Aim of the task:
In the copy, include every entry exactly but none of the images.

Data records:
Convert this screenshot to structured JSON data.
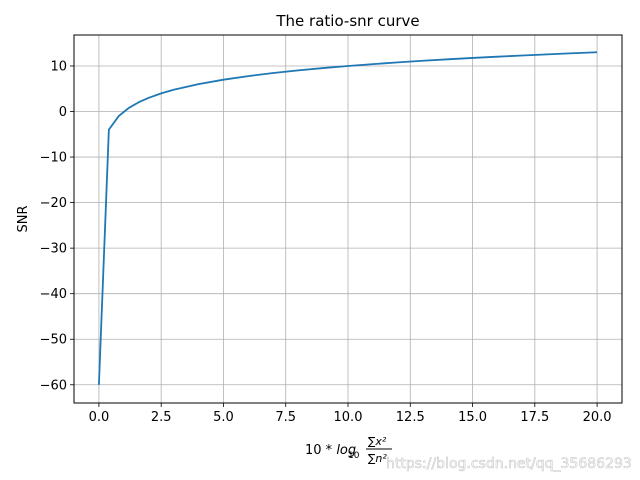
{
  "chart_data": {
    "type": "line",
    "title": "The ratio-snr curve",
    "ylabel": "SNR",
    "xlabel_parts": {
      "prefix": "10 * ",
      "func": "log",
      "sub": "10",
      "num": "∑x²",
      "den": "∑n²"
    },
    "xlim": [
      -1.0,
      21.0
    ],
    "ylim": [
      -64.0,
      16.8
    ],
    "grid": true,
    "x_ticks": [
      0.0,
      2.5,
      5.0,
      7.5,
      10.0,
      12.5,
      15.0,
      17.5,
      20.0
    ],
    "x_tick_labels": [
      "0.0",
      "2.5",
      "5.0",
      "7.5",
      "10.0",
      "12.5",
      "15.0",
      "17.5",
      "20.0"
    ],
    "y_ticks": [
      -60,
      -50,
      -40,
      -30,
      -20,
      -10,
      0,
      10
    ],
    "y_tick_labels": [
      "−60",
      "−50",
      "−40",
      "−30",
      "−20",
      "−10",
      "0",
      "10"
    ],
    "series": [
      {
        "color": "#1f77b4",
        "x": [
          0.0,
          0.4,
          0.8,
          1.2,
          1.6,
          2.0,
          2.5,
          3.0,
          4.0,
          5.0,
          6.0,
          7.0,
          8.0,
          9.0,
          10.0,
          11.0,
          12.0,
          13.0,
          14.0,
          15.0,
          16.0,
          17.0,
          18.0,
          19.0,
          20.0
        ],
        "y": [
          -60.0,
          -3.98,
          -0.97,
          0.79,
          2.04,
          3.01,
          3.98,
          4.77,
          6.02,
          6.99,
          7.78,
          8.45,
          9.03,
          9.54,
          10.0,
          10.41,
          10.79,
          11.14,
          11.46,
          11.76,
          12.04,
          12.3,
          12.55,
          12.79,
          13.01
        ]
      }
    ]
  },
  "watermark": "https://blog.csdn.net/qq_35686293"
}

Response to the task:
Convert this screenshot to structured JSON data.
{
  "chart_data": {
    "type": "line",
    "title": "The ratio-snr curve",
    "ylabel": "SNR",
    "xlabel_parts": {
      "prefix": "10 * ",
      "func": "log",
      "sub": "10",
      "num": "∑x²",
      "den": "∑n²"
    },
    "xlim": [
      -1.0,
      21.0
    ],
    "ylim": [
      -64.0,
      16.8
    ],
    "grid": true,
    "x_ticks": [
      0.0,
      2.5,
      5.0,
      7.5,
      10.0,
      12.5,
      15.0,
      17.5,
      20.0
    ],
    "x_tick_labels": [
      "0.0",
      "2.5",
      "5.0",
      "7.5",
      "10.0",
      "12.5",
      "15.0",
      "17.5",
      "20.0"
    ],
    "y_ticks": [
      -60,
      -50,
      -40,
      -30,
      -20,
      -10,
      0,
      10
    ],
    "y_tick_labels": [
      "−60",
      "−50",
      "−40",
      "−30",
      "−20",
      "−10",
      "0",
      "10"
    ],
    "series": [
      {
        "color": "#1f77b4",
        "x": [
          0.0,
          0.4,
          0.8,
          1.2,
          1.6,
          2.0,
          2.5,
          3.0,
          4.0,
          5.0,
          6.0,
          7.0,
          8.0,
          9.0,
          10.0,
          11.0,
          12.0,
          13.0,
          14.0,
          15.0,
          16.0,
          17.0,
          18.0,
          19.0,
          20.0
        ],
        "y": [
          -60.0,
          -3.98,
          -0.97,
          0.79,
          2.04,
          3.01,
          3.98,
          4.77,
          6.02,
          6.99,
          7.78,
          8.45,
          9.03,
          9.54,
          10.0,
          10.41,
          10.79,
          11.14,
          11.46,
          11.76,
          12.04,
          12.3,
          12.55,
          12.79,
          13.01
        ]
      }
    ]
  },
  "watermark": "https://blog.csdn.net/qq_35686293"
}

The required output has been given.